Pull out every line containing the string "threaded".

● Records
▼

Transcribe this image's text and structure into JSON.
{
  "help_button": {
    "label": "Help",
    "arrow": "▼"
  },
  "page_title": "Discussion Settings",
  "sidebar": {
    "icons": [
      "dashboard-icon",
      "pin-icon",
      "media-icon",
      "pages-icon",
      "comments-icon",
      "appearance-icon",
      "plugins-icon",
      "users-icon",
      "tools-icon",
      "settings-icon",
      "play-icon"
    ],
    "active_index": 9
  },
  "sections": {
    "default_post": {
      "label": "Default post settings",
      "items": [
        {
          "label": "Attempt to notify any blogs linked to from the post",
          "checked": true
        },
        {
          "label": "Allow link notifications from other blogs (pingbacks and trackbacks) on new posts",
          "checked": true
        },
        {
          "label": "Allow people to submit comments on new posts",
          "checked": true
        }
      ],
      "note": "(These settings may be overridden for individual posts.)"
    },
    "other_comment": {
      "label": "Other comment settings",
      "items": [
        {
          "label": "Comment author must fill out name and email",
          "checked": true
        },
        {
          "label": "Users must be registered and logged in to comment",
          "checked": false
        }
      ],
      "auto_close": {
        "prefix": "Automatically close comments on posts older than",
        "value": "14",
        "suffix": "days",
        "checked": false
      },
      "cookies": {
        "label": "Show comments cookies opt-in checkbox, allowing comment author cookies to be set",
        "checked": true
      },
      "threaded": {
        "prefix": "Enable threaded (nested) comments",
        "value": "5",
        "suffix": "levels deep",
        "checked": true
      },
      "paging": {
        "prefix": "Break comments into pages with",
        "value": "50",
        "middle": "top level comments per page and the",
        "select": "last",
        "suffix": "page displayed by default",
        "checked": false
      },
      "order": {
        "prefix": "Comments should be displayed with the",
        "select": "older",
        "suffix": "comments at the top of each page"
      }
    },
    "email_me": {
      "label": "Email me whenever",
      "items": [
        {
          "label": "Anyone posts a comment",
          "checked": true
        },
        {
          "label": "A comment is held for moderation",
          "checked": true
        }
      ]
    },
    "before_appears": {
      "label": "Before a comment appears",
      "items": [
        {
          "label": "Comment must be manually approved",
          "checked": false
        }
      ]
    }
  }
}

▲

● Result for this task
      "threaded": {
        "prefix": "Enable threaded (nested) comments",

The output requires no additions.